To do »
List every line below containing "color".
■ ■ ■
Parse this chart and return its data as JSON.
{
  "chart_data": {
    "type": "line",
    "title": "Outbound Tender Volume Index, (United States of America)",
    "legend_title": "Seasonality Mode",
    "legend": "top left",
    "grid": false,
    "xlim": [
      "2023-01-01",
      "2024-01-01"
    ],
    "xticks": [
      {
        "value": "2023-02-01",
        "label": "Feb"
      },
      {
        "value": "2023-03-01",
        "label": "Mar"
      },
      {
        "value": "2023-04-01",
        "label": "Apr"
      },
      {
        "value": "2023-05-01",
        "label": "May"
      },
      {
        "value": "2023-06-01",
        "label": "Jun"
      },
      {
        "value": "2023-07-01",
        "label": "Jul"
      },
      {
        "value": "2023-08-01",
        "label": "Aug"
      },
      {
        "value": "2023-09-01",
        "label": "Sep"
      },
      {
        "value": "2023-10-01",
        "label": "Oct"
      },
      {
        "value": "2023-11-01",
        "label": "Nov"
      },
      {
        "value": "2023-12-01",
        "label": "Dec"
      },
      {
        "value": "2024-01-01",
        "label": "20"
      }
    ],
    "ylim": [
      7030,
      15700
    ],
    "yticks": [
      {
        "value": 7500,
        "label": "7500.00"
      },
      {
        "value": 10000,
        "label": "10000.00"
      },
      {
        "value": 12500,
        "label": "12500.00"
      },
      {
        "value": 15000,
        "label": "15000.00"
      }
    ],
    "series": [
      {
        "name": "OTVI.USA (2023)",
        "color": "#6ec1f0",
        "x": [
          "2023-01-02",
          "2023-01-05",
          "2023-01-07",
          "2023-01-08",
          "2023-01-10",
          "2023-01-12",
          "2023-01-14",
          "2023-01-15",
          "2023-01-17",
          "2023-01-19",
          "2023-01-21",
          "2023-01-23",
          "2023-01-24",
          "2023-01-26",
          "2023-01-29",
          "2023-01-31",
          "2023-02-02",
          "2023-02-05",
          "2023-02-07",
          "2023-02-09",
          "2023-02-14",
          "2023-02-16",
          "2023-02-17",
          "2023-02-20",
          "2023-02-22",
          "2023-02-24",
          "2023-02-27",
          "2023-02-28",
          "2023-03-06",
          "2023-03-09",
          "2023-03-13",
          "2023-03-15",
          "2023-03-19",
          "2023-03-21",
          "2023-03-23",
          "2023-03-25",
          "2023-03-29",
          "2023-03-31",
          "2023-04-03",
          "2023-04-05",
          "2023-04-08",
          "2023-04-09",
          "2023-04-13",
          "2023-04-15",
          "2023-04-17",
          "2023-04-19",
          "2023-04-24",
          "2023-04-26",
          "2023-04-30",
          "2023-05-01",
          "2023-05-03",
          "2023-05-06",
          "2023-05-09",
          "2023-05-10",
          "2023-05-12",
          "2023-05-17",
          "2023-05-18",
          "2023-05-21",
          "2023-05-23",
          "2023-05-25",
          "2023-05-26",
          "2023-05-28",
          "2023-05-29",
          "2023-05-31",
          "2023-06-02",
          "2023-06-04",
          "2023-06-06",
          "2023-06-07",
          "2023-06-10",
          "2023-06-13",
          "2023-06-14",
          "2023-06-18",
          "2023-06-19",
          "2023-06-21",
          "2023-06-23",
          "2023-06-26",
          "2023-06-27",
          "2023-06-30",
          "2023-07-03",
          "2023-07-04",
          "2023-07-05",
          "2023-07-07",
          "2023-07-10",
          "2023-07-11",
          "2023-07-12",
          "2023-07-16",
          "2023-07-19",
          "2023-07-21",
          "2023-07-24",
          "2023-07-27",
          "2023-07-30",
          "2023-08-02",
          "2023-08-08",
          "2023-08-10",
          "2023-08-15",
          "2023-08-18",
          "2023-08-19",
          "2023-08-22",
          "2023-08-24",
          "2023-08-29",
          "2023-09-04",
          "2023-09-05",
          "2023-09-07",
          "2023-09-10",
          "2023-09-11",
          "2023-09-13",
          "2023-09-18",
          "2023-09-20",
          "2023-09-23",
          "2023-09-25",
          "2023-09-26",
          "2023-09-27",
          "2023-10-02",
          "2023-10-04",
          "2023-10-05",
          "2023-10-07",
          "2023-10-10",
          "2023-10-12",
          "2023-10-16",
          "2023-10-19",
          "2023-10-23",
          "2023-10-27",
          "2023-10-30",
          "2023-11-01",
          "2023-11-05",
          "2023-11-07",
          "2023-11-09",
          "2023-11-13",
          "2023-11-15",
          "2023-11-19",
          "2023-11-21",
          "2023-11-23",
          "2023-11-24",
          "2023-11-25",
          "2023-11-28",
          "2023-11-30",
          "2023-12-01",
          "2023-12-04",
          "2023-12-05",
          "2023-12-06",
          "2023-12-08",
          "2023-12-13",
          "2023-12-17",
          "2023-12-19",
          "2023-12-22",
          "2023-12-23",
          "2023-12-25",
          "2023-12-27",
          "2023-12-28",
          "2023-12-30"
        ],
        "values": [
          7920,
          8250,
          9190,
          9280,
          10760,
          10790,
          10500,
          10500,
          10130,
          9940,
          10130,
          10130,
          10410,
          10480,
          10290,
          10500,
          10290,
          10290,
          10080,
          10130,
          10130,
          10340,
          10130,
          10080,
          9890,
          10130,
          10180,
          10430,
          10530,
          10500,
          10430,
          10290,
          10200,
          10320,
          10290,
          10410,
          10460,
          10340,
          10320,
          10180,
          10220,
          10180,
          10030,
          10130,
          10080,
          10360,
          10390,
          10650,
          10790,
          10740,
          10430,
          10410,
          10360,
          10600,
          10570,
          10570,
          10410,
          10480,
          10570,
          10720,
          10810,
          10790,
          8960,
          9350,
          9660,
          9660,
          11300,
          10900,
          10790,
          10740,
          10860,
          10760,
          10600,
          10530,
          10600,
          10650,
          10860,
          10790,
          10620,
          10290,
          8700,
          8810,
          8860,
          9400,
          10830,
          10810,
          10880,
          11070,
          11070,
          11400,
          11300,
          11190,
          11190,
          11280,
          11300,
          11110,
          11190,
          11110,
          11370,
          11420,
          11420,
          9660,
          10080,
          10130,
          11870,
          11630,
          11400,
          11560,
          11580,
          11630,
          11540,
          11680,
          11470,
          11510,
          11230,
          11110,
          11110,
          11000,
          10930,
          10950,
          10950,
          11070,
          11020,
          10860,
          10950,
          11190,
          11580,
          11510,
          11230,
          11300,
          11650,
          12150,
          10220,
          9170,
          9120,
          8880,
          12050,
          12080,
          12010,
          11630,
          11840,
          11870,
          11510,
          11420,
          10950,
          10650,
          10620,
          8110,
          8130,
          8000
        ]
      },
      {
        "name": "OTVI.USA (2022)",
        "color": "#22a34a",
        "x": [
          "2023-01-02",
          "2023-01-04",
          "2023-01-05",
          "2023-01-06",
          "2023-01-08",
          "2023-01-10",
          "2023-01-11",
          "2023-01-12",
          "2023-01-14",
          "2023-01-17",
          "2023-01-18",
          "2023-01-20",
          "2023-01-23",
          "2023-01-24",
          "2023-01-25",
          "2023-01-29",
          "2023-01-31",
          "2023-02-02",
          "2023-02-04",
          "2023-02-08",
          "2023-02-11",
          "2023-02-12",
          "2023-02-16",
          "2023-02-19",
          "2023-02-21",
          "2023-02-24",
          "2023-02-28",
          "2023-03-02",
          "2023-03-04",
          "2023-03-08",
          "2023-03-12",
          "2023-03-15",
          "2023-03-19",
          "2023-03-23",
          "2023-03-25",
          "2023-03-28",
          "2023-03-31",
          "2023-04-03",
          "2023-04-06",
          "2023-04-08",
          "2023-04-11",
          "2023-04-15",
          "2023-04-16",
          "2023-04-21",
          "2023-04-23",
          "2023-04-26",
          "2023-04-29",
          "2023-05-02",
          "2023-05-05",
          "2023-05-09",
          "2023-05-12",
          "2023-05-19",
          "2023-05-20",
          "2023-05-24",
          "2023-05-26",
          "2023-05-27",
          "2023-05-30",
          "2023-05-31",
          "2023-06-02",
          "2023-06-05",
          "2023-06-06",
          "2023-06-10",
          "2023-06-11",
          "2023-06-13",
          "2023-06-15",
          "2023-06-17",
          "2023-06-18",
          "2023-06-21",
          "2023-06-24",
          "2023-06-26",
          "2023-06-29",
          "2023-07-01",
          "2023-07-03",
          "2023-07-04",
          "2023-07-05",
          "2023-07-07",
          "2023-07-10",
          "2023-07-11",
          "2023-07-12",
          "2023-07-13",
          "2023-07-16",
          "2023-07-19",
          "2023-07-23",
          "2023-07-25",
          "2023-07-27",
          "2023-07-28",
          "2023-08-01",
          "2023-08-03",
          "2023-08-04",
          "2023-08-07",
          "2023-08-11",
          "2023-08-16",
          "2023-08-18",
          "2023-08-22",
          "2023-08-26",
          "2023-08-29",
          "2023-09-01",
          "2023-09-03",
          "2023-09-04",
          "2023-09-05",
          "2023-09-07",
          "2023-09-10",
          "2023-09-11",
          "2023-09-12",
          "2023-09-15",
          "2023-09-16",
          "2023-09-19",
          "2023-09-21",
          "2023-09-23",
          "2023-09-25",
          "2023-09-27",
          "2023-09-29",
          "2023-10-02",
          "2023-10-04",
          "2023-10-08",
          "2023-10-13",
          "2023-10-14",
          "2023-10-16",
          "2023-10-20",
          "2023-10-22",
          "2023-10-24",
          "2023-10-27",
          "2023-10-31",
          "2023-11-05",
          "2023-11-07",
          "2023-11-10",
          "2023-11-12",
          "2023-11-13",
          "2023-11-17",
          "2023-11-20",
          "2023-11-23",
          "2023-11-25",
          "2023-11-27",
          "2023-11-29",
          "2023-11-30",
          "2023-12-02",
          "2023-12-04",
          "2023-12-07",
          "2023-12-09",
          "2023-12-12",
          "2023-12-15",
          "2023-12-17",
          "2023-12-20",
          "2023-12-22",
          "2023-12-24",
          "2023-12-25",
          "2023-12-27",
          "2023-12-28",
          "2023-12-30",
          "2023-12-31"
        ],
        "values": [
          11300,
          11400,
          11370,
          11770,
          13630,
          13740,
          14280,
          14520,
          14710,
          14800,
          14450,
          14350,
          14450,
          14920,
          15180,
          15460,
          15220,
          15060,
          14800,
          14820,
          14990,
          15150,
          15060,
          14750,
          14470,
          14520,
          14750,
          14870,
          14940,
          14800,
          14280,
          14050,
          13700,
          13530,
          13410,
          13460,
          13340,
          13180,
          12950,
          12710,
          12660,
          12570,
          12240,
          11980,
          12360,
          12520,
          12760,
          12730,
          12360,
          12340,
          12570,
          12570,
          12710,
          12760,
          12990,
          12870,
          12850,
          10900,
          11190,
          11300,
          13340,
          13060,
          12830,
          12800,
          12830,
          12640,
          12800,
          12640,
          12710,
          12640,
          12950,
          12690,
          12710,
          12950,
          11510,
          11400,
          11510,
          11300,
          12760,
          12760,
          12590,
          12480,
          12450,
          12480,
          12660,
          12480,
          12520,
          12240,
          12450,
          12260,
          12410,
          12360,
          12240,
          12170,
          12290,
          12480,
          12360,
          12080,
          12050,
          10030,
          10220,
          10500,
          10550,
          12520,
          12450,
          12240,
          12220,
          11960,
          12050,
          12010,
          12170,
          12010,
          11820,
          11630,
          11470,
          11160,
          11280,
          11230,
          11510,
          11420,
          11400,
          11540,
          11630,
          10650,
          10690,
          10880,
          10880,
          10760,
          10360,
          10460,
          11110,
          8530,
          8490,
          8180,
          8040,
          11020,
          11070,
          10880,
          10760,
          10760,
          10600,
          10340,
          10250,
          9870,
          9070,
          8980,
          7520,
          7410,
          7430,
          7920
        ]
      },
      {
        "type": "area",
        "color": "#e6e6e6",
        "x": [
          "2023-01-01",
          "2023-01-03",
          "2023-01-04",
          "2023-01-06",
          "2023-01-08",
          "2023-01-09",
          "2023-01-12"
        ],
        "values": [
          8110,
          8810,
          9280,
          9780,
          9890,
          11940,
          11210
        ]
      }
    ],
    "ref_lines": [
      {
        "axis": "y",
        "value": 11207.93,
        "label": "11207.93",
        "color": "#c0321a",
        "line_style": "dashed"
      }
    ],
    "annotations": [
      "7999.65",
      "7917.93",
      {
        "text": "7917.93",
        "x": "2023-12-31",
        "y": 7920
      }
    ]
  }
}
■ ■ ■
Result for this task »
        "color": "#6ec1f0",
        "color": "#22a34a",
        "color": "#e6e6e6",
        "color": "#c0321a",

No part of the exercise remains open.